◆ INSTRUCTIONS TO FOLLOW
Would you return all of this data exactly, leaving nothing out?

=== MATERIAL PROVIDED ===

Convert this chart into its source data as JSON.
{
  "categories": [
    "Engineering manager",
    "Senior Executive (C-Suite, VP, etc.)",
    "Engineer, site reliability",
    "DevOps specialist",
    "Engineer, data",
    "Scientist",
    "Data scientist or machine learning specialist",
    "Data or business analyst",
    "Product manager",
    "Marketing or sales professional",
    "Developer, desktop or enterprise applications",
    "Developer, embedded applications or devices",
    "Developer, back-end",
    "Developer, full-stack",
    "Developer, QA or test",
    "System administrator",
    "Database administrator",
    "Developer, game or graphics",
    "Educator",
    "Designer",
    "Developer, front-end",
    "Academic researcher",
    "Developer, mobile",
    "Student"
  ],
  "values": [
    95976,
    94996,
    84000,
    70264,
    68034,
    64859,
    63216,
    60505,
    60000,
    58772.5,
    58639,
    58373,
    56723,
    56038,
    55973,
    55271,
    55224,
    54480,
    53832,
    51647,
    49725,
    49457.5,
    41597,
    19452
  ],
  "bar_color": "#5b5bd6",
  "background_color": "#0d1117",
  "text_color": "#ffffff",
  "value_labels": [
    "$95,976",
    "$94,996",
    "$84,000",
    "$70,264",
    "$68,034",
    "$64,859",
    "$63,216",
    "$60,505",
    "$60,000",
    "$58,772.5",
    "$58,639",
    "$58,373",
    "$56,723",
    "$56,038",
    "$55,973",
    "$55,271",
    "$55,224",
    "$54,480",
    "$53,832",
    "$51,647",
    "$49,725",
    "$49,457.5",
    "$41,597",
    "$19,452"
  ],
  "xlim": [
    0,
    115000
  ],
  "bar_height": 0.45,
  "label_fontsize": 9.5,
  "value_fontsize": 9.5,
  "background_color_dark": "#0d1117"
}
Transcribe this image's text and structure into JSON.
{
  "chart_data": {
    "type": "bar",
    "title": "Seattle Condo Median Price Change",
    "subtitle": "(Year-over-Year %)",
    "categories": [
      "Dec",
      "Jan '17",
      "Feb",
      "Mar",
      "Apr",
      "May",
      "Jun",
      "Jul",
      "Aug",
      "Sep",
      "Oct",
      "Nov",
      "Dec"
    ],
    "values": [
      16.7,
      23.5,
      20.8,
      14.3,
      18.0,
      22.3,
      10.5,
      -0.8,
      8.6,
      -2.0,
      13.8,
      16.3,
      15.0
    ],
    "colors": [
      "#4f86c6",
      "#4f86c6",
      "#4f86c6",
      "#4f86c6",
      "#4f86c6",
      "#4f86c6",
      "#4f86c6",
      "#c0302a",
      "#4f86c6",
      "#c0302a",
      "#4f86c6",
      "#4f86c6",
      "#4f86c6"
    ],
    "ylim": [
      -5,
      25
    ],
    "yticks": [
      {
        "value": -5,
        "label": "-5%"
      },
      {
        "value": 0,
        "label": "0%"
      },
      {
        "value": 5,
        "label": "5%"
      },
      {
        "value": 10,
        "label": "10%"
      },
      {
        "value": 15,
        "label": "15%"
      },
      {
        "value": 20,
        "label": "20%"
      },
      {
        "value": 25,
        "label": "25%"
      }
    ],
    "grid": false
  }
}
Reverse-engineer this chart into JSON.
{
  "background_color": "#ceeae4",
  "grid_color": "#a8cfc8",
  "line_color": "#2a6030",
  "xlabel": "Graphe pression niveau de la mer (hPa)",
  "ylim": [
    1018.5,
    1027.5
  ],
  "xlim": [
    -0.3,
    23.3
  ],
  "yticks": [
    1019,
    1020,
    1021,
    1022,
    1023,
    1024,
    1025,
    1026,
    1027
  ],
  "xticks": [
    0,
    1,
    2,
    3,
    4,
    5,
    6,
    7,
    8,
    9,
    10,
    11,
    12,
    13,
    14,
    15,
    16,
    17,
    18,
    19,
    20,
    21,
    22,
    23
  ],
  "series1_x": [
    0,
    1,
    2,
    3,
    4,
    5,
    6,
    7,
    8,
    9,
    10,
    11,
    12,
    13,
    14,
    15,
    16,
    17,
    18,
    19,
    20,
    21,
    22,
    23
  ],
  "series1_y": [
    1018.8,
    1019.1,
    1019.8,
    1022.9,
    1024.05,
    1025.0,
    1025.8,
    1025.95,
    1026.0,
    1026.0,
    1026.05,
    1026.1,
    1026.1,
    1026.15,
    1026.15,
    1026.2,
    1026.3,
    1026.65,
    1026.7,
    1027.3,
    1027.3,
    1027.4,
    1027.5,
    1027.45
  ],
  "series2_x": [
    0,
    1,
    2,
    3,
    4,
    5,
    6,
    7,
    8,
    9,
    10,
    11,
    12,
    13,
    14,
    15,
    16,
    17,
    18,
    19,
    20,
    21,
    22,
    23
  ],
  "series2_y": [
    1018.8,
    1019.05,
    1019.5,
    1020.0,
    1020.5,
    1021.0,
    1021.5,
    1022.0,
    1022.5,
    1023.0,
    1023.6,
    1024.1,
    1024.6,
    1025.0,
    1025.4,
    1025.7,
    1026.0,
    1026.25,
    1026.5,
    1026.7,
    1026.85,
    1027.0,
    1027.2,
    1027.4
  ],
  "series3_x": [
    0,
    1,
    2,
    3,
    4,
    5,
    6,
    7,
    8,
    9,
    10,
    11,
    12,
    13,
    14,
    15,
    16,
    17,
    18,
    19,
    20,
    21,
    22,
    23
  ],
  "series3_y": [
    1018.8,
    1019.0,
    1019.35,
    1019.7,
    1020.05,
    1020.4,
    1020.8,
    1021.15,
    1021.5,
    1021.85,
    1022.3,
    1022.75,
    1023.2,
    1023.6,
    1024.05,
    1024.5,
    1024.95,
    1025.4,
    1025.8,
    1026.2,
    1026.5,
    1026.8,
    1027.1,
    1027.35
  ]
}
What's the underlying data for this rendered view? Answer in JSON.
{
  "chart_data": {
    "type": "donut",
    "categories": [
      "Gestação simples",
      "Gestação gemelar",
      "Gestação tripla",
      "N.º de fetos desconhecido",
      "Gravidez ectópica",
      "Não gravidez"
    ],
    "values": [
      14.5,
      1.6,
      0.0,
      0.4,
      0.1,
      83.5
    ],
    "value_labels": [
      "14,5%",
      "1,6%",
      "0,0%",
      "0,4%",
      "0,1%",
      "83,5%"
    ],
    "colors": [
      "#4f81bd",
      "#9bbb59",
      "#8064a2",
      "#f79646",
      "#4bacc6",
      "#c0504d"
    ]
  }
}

===

◆ SOLVED PROBLEM
Convert this chart into its source data as JSON.
{
  "categories": [
    "Engineering manager",
    "Senior Executive (C-Suite, VP, etc.)",
    "Engineer, site reliability",
    "DevOps specialist",
    "Engineer, data",
    "Scientist",
    "Data scientist or machine learning specialist",
    "Data or business analyst",
    "Product manager",
    "Marketing or sales professional",
    "Developer, desktop or enterprise applications",
    "Developer, embedded applications or devices",
    "Developer, back-end",
    "Developer, full-stack",
    "Developer, QA or test",
    "System administrator",
    "Database administrator",
    "Developer, game or graphics",
    "Educator",
    "Designer",
    "Developer, front-end",
    "Academic researcher",
    "Developer, mobile",
    "Student"
  ],
  "values": [
    95976,
    94996,
    84000,
    70264,
    68034,
    64859,
    63216,
    60505,
    60000,
    58772.5,
    58639,
    58373,
    56723,
    56038,
    55973,
    55271,
    55224,
    54480,
    53832,
    51647,
    49725,
    49457.5,
    41597,
    19452
  ],
  "bar_color": "#5b5bd6",
  "background_color": "#0d1117",
  "text_color": "#ffffff",
  "value_labels": [
    "$95,976",
    "$94,996",
    "$84,000",
    "$70,264",
    "$68,034",
    "$64,859",
    "$63,216",
    "$60,505",
    "$60,000",
    "$58,772.5",
    "$58,639",
    "$58,373",
    "$56,723",
    "$56,038",
    "$55,973",
    "$55,271",
    "$55,224",
    "$54,480",
    "$53,832",
    "$51,647",
    "$49,725",
    "$49,457.5",
    "$41,597",
    "$19,452"
  ],
  "xlim": [
    0,
    115000
  ],
  "bar_height": 0.45,
  "label_fontsize": 9.5,
  "value_fontsize": 9.5,
  "background_color_dark": "#0d1117"
}
Transcribe this image's text and structure into JSON.
{
  "chart_data": {
    "type": "bar",
    "title": "Seattle Condo Median Price Change",
    "subtitle": "(Year-over-Year %)",
    "categories": [
      "Dec",
      "Jan '17",
      "Feb",
      "Mar",
      "Apr",
      "May",
      "Jun",
      "Jul",
      "Aug",
      "Sep",
      "Oct",
      "Nov",
      "Dec"
    ],
    "values": [
      16.7,
      23.5,
      20.8,
      14.3,
      18.0,
      22.3,
      10.5,
      -0.8,
      8.6,
      -2.0,
      13.8,
      16.3,
      15.0
    ],
    "colors": [
      "#4f86c6",
      "#4f86c6",
      "#4f86c6",
      "#4f86c6",
      "#4f86c6",
      "#4f86c6",
      "#4f86c6",
      "#c0302a",
      "#4f86c6",
      "#c0302a",
      "#4f86c6",
      "#4f86c6",
      "#4f86c6"
    ],
    "ylim": [
      -5,
      25
    ],
    "yticks": [
      {
        "value": -5,
        "label": "-5%"
      },
      {
        "value": 0,
        "label": "0%"
      },
      {
        "value": 5,
        "label": "5%"
      },
      {
        "value": 10,
        "label": "10%"
      },
      {
        "value": 15,
        "label": "15%"
      },
      {
        "value": 20,
        "label": "20%"
      },
      {
        "value": 25,
        "label": "25%"
      }
    ],
    "grid": false
  }
}
Reverse-engineer this chart into JSON.
{
  "background_color": "#ceeae4",
  "grid_color": "#a8cfc8",
  "line_color": "#2a6030",
  "xlabel": "Graphe pression niveau de la mer (hPa)",
  "ylim": [
    1018.5,
    1027.5
  ],
  "xlim": [
    -0.3,
    23.3
  ],
  "yticks": [
    1019,
    1020,
    1021,
    1022,
    1023,
    1024,
    1025,
    1026,
    1027
  ],
  "xticks": [
    0,
    1,
    2,
    3,
    4,
    5,
    6,
    7,
    8,
    9,
    10,
    11,
    12,
    13,
    14,
    15,
    16,
    17,
    18,
    19,
    20,
    21,
    22,
    23
  ],
  "series1_x": [
    0,
    1,
    2,
    3,
    4,
    5,
    6,
    7,
    8,
    9,
    10,
    11,
    12,
    13,
    14,
    15,
    16,
    17,
    18,
    19,
    20,
    21,
    22,
    23
  ],
  "series1_y": [
    1018.8,
    1019.1,
    1019.8,
    1022.9,
    1024.05,
    1025.0,
    1025.8,
    1025.95,
    1026.0,
    1026.0,
    1026.05,
    1026.1,
    1026.1,
    1026.15,
    1026.15,
    1026.2,
    1026.3,
    1026.65,
    1026.7,
    1027.3,
    1027.3,
    1027.4,
    1027.5,
    1027.45
  ],
  "series2_x": [
    0,
    1,
    2,
    3,
    4,
    5,
    6,
    7,
    8,
    9,
    10,
    11,
    12,
    13,
    14,
    15,
    16,
    17,
    18,
    19,
    20,
    21,
    22,
    23
  ],
  "series2_y": [
    1018.8,
    1019.05,
    1019.5,
    1020.0,
    1020.5,
    1021.0,
    1021.5,
    1022.0,
    1022.5,
    1023.0,
    1023.6,
    1024.1,
    1024.6,
    1025.0,
    1025.4,
    1025.7,
    1026.0,
    1026.25,
    1026.5,
    1026.7,
    1026.85,
    1027.0,
    1027.2,
    1027.4
  ],
  "series3_x": [
    0,
    1,
    2,
    3,
    4,
    5,
    6,
    7,
    8,
    9,
    10,
    11,
    12,
    13,
    14,
    15,
    16,
    17,
    18,
    19,
    20,
    21,
    22,
    23
  ],
  "series3_y": [
    1018.8,
    1019.0,
    1019.35,
    1019.7,
    1020.05,
    1020.4,
    1020.8,
    1021.15,
    1021.5,
    1021.85,
    1022.3,
    1022.75,
    1023.2,
    1023.6,
    1024.05,
    1024.5,
    1024.95,
    1025.4,
    1025.8,
    1026.2,
    1026.5,
    1026.8,
    1027.1,
    1027.35
  ]
}
What's the underlying data for this rendered view? Answer in JSON.
{
  "chart_data": {
    "type": "donut",
    "categories": [
      "Gestação simples",
      "Gestação gemelar",
      "Gestação tripla",
      "N.º de fetos desconhecido",
      "Gravidez ectópica",
      "Não gravidez"
    ],
    "values": [
      14.5,
      1.6,
      0.0,
      0.4,
      0.1,
      83.5
    ],
    "value_labels": [
      "14,5%",
      "1,6%",
      "0,0%",
      "0,4%",
      "0,1%",
      "83,5%"
    ],
    "colors": [
      "#4f81bd",
      "#9bbb59",
      "#8064a2",
      "#f79646",
      "#4bacc6",
      "#c0504d"
    ]
  }
}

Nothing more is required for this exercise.